Copy out all lines where "navg" appears.

* _SUPPLIED DATA_:
========
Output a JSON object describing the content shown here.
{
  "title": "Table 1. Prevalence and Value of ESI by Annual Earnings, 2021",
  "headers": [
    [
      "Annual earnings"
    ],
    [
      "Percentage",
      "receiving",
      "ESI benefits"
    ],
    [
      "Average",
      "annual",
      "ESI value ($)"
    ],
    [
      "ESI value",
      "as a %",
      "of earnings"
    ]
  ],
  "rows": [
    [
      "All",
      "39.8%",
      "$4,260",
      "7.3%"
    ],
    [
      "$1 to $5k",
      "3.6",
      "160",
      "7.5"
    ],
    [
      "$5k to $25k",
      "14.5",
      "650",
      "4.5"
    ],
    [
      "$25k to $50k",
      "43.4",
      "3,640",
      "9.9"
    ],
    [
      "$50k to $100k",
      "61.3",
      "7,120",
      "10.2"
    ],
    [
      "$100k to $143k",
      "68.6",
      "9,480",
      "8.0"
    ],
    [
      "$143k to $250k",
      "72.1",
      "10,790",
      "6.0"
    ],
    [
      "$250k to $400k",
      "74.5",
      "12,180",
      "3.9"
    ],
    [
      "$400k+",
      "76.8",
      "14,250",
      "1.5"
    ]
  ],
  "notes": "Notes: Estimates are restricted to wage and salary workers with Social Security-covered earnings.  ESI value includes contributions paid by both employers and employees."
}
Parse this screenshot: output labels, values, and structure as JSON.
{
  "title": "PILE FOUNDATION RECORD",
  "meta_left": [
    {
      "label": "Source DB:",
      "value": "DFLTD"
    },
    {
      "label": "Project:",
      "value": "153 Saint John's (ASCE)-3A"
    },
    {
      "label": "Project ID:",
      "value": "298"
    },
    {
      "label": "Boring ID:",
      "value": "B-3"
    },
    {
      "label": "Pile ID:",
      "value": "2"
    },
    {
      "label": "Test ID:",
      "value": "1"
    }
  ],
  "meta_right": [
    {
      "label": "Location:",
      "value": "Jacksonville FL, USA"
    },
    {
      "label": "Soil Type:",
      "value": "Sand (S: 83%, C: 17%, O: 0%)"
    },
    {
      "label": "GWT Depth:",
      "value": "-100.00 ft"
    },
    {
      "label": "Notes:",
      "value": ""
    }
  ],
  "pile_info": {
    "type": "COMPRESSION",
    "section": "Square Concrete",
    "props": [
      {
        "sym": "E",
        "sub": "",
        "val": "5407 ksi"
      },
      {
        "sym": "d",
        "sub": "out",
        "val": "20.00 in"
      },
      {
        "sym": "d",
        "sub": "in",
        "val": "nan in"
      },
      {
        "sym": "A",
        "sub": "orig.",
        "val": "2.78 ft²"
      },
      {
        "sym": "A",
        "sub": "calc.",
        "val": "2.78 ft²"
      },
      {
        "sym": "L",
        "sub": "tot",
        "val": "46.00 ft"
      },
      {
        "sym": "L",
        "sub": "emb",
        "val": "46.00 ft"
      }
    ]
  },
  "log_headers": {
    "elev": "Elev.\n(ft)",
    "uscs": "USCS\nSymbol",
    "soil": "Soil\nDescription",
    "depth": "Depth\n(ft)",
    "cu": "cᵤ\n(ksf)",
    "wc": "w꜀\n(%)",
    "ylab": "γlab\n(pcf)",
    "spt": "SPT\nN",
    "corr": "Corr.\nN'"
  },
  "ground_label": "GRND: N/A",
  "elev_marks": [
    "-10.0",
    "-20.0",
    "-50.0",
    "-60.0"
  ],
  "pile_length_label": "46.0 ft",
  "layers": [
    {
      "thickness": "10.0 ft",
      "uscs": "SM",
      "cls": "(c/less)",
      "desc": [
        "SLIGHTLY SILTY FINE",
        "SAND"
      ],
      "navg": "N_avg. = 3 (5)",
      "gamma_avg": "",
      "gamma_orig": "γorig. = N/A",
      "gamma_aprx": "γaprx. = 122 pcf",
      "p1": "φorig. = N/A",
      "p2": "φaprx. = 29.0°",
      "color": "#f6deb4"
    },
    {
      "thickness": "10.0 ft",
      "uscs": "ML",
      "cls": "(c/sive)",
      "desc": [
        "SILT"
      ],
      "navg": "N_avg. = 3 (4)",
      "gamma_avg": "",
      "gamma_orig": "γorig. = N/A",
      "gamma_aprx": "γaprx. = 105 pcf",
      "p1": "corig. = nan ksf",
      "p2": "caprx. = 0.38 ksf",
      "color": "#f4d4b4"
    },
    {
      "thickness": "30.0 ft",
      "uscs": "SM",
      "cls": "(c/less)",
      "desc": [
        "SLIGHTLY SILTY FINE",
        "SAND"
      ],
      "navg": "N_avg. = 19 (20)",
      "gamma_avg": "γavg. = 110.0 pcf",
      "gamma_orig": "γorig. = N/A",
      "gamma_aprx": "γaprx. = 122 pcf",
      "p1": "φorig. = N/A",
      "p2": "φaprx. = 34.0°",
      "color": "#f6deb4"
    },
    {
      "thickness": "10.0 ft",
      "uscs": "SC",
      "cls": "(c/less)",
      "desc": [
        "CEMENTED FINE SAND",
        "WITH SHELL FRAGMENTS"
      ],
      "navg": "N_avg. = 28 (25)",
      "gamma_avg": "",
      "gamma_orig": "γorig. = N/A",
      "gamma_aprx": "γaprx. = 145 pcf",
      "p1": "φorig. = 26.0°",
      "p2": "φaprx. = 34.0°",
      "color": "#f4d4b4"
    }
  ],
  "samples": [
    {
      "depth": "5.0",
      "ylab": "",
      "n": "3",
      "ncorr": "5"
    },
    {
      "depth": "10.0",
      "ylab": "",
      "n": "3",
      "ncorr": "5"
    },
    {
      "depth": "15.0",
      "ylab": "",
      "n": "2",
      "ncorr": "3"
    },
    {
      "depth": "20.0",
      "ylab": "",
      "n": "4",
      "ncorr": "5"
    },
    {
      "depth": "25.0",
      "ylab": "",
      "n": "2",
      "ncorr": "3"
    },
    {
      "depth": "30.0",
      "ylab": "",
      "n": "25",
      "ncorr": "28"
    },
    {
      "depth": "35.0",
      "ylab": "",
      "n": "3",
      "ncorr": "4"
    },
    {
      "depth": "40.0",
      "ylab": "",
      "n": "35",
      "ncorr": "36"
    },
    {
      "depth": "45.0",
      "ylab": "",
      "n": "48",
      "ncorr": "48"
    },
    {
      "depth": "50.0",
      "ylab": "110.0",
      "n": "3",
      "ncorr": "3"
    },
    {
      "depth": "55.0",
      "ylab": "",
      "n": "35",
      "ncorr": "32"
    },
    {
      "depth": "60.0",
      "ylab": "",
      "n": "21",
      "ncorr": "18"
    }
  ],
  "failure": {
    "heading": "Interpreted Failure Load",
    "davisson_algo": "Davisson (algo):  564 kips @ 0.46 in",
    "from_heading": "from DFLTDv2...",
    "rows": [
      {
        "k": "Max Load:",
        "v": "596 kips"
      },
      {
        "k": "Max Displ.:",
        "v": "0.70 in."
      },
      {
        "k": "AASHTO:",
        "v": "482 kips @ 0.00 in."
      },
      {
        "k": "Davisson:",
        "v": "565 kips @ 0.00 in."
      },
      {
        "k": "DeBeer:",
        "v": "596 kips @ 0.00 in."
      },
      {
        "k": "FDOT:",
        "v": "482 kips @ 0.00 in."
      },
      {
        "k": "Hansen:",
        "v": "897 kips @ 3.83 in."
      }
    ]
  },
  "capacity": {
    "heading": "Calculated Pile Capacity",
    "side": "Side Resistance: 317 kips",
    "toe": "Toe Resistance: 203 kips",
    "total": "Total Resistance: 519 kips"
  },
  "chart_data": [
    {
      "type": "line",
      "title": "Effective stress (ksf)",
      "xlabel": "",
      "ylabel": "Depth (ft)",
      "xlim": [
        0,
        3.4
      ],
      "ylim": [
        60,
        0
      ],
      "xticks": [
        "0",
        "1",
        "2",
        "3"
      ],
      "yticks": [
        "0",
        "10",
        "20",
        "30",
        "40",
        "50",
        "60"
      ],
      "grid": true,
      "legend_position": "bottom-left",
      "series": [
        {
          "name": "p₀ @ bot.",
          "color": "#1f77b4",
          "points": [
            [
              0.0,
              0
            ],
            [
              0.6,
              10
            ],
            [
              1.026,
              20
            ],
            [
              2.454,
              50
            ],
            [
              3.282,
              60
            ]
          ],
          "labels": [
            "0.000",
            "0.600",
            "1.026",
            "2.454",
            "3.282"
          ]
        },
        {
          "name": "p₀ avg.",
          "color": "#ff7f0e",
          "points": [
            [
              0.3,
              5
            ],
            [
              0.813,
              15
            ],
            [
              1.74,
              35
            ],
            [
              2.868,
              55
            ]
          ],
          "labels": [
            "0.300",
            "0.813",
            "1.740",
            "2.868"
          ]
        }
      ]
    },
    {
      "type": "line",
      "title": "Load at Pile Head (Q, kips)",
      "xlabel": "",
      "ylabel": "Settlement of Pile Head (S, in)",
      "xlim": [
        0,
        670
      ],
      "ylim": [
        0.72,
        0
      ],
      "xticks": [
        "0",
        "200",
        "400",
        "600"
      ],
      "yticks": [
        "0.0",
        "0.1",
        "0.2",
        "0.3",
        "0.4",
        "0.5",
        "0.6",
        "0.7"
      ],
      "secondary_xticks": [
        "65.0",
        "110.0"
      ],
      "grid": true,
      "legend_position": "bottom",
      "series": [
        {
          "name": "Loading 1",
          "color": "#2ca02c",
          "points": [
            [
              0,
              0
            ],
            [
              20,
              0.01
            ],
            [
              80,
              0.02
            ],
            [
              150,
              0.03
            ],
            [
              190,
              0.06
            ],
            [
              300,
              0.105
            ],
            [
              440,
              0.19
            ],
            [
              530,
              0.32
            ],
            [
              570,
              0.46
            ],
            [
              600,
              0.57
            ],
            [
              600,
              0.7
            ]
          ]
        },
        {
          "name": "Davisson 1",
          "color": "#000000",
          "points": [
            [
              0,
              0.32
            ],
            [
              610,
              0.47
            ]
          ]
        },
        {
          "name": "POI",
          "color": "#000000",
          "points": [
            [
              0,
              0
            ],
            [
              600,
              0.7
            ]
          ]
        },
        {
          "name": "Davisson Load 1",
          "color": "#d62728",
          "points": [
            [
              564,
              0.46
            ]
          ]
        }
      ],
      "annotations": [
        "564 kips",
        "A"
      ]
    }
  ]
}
========
* _EXPECTED ANSWER_:
      "navg": "N_avg. = 3 (5)",
      "navg": "N_avg. = 3 (4)",
      "navg": "N_avg. = 19 (20)",
      "navg": "N_avg. = 28 (25)",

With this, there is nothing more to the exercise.